## WORK REQUIRED
Can you transcribe every entry word for word, skipping the images?

(Saved entries)
================

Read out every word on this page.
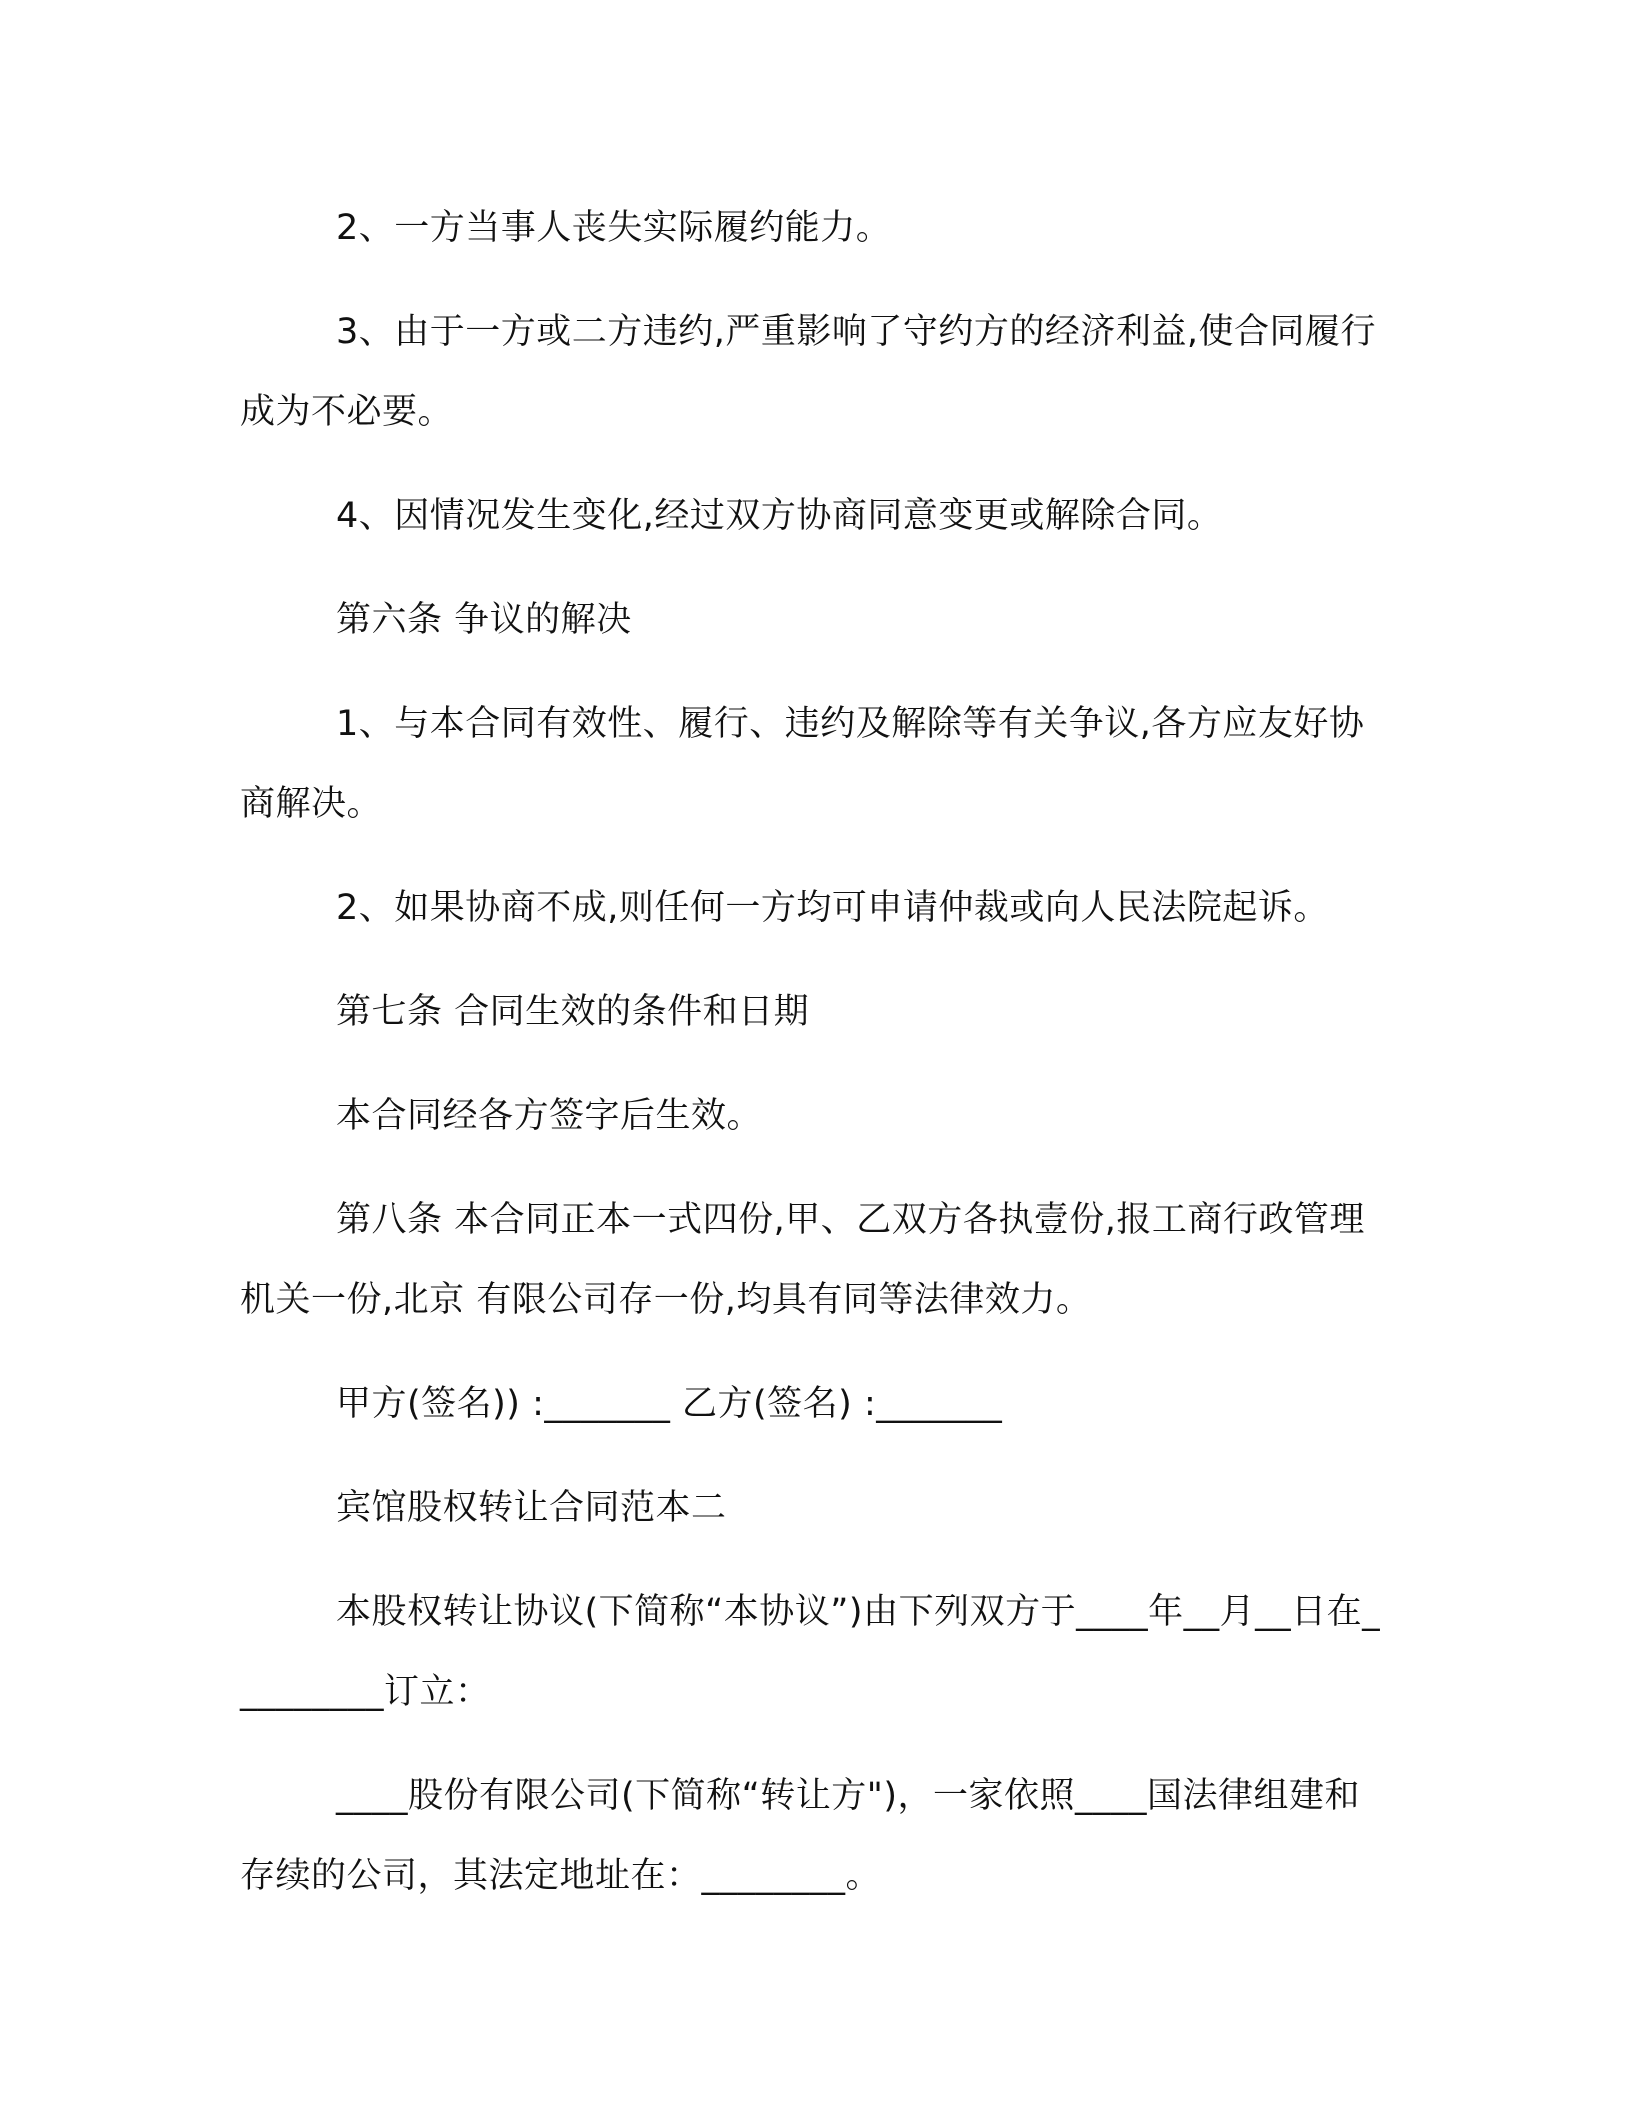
2、一方当事人丧失实际履约能力。

3、由于一方或二方违约,严重影响了守约方的经济利益,使合同履行成为不必要。

4、因情况发生变化,经过双方协商同意变更或解除合同。

第六条 争议的解决

1、与本合同有效性、履行、违约及解除等有关争议,各方应友好协商解决。

2、如果协商不成,则任何一方均可申请仲裁或向人民法院起诉。

第七条 合同生效的条件和日期

本合同经各方签字后生效。

第八条 本合同正本一式四份,甲、乙双方各执壹份,报工商行政管理机关一份,北京 有限公司存一份,均具有同等法律效力。

甲方(签名)) :_______ 乙方(签名) :_______

宾馆股权转让合同范本二

本股权转让协议(下简称“本协议”)由下列双方于____年__月__日在_________订立：

____股份有限公司(下简称“转让方")，一家依照____国法律组建和存续的公司，其法定地址在：________。
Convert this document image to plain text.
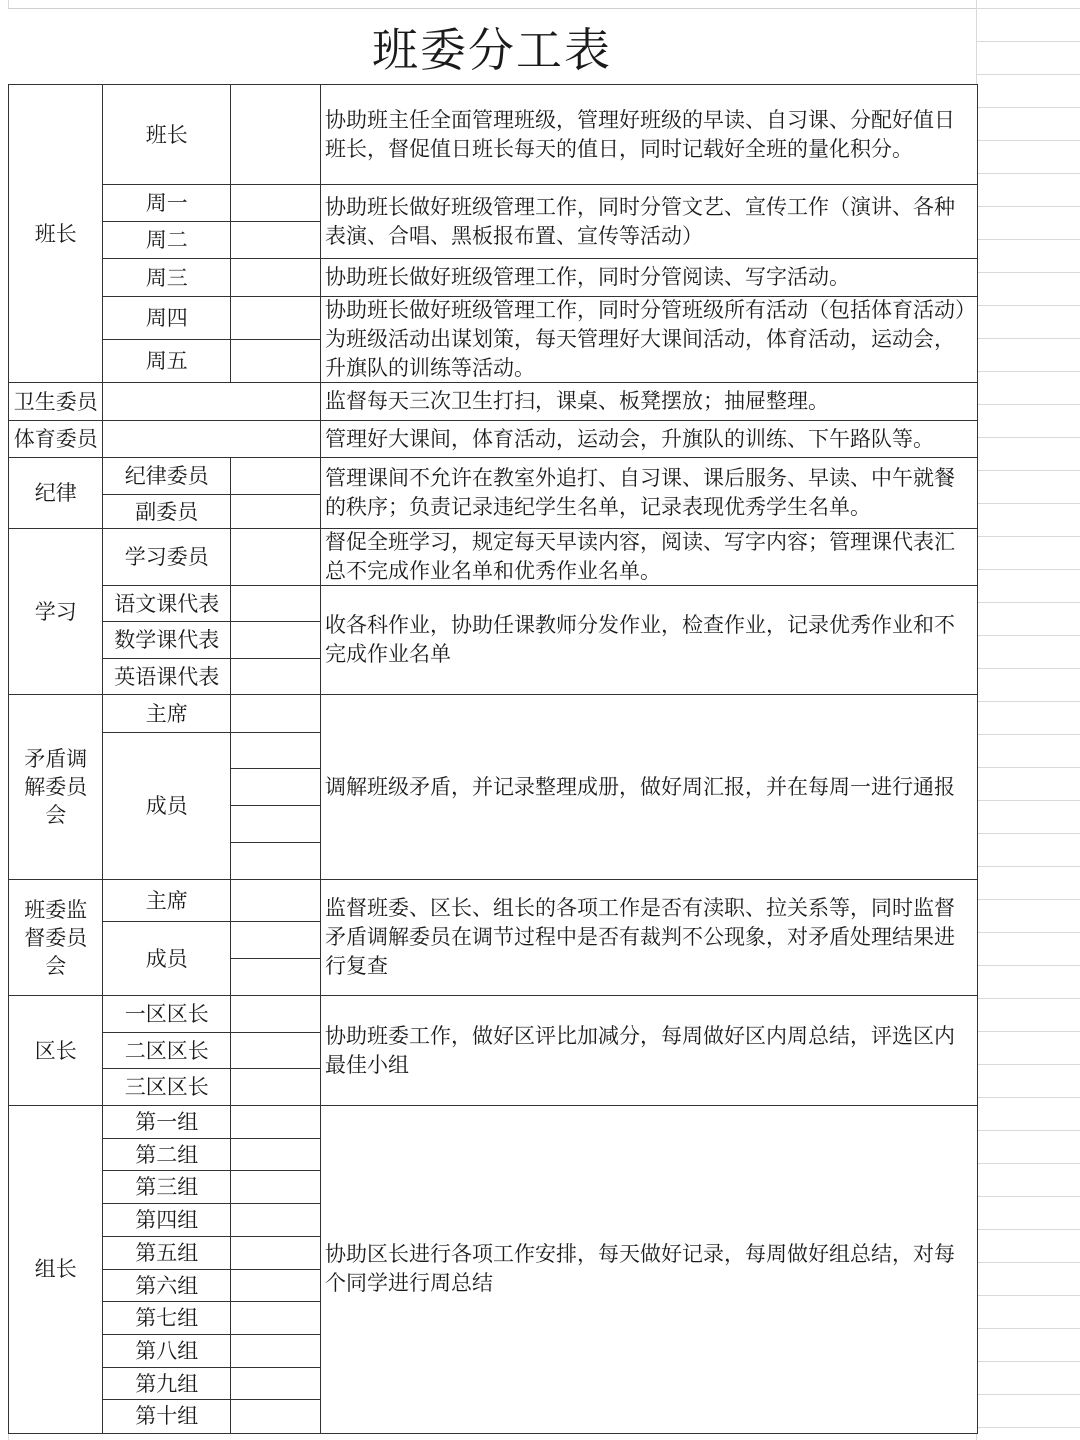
班委分工表
班长
班长
协助班主任全面管理班级，管理好班级的早读、自习课、分配好值日班长，督促值日班长每天的值日，同时记载好全班的量化积分。
周一
周二
周三
周四
周五
协助班长做好班级管理工作，同时分管文艺、宣传工作（演讲、各种表演、合唱、黑板报布置、宣传等活动）
协助班长做好班级管理工作，同时分管阅读、写字活动。
协助班长做好班级管理工作，同时分管班级所有活动（包括体育活动）为班级活动出谋划策，每天管理好大课间活动，体育活动，运动会，升旗队的训练等活动。
卫生委员	监督每天三次卫生打扫，课桌、板凳摆放；抽屉整理。
体育委员	管理好大课间，体育活动，运动会，升旗队的训练、下午路队等。
纪律
纪律委员
副委员
管理课间不允许在教室外追打、自习课、课后服务、早读、中午就餐的秩序；负责记录违纪学生名单，记录表现优秀学生名单。
学习
学习委员
语文课代表
数学课代表
英语课代表
督促全班学习，规定每天早读内容，阅读、写字内容；管理课代表汇总不完成作业名单和优秀作业名单。
收各科作业，协助任课教师分发作业，检查作业，记录优秀作业和不完成作业名单
矛盾调解委员会
主席
成员
调解班级矛盾，并记录整理成册，做好周汇报，并在每周一进行通报
班委监督委员会
主席
成员
监督班委、区长、组长的各项工作是否有渎职、拉关系等，同时监督矛盾调解委员在调节过程中是否有裁判不公现象，对矛盾处理结果进行复查
区长
一区区长
二区区长
三区区长
协助班委工作，做好区评比加减分，每周做好区内周总结，评选区内最佳小组
组长
第一组
第二组
第三组
第四组
第五组
第六组
第七组
第八组
第九组
第十组
协助区长进行各项工作安排，每天做好记录，每周做好组总结，对每个同学进行周总结
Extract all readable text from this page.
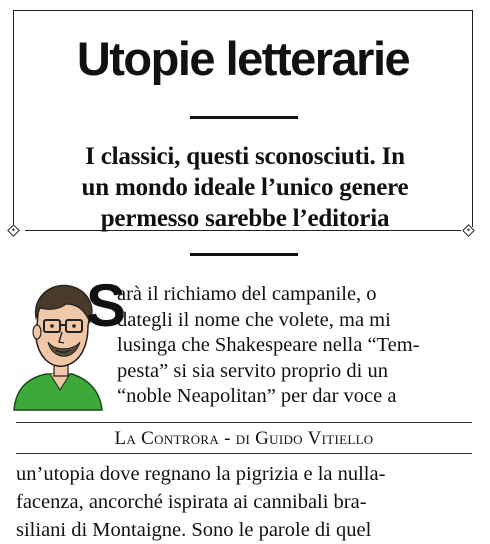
Utopie letterarie
I classici, questi sconosciuti. In
un mondo ideale l’unico genere
permesso sarebbe l’editoria
S
arà il richiamo del campanile, o
dategli il nome che volete, ma mi
lusinga che Shakespeare nella “Tem-
pesta” si sia servito proprio di un
“noble Neapolitan” per dar voce a
La Controra - di Guido Vitiello
un’utopia dove regnano la pigrizia e la nulla-
facenza, ancorché ispirata ai cannibali bra-
siliani di Montaigne. Sono le parole di quel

================

## REPLY TO THE TASK
Read out every word on this page.
2、一方当事人丧失实际履约能力。

3、由于一方或二方违约,严重影响了守约方的经济利益,使合同履行成为不必要。

4、因情况发生变化,经过双方协商同意变更或解除合同。

第六条 争议的解决

1、与本合同有效性、履行、违约及解除等有关争议,各方应友好协商解决。

2、如果协商不成,则任何一方均可申请仲裁或向人民法院起诉。

第七条 合同生效的条件和日期

本合同经各方签字后生效。

第八条 本合同正本一式四份,甲、乙双方各执壹份,报工商行政管理机关一份,北京 有限公司存一份,均具有同等法律效力。

甲方(签名)) :_______ 乙方(签名) :_______

宾馆股权转让合同范本二

本股权转让协议(下简称“本协议”)由下列双方于____年__月__日在_________订立：

____股份有限公司(下简称“转让方")，一家依照____国法律组建和存续的公司，其法定地址在：________。
Convert this document image to plain text.
班委分工表
班长
班长
协助班主任全面管理班级，管理好班级的早读、自习课、分配好值日班长，督促值日班长每天的值日，同时记载好全班的量化积分。
周一
周二
周三
周四
周五
协助班长做好班级管理工作，同时分管文艺、宣传工作（演讲、各种表演、合唱、黑板报布置、宣传等活动）
协助班长做好班级管理工作，同时分管阅读、写字活动。
协助班长做好班级管理工作，同时分管班级所有活动（包括体育活动）为班级活动出谋划策，每天管理好大课间活动，体育活动，运动会，升旗队的训练等活动。
卫生委员	监督每天三次卫生打扫，课桌、板凳摆放；抽屉整理。
体育委员	管理好大课间，体育活动，运动会，升旗队的训练、下午路队等。
纪律
纪律委员
副委员
管理课间不允许在教室外追打、自习课、课后服务、早读、中午就餐的秩序；负责记录违纪学生名单，记录表现优秀学生名单。
学习
学习委员
语文课代表
数学课代表
英语课代表
督促全班学习，规定每天早读内容，阅读、写字内容；管理课代表汇总不完成作业名单和优秀作业名单。
收各科作业，协助任课教师分发作业，检查作业，记录优秀作业和不完成作业名单
矛盾调解委员会
主席
成员
调解班级矛盾，并记录整理成册，做好周汇报，并在每周一进行通报
班委监督委员会
主席
成员
监督班委、区长、组长的各项工作是否有渎职、拉关系等，同时监督矛盾调解委员在调节过程中是否有裁判不公现象，对矛盾处理结果进行复查
区长
一区区长
二区区长
三区区长
协助班委工作，做好区评比加减分，每周做好区内周总结，评选区内最佳小组
组长
第一组
第二组
第三组
第四组
第五组
第六组
第七组
第八组
第九组
第十组
协助区长进行各项工作安排，每天做好记录，每周做好组总结，对每个同学进行周总结
Extract all readable text from this page.
Utopie letterarie
I classici, questi sconosciuti. In
un mondo ideale l’unico genere
permesso sarebbe l’editoria
S
arà il richiamo del campanile, o
dategli il nome che volete, ma mi
lusinga che Shakespeare nella “Tem-
pesta” si sia servito proprio di un
“noble Neapolitan” per dar voce a
La Controra - di Guido Vitiello
un’utopia dove regnano la pigrizia e la nulla-
facenza, ancorché ispirata ai cannibali bra-
siliani di Montaigne. Sono le parole di quel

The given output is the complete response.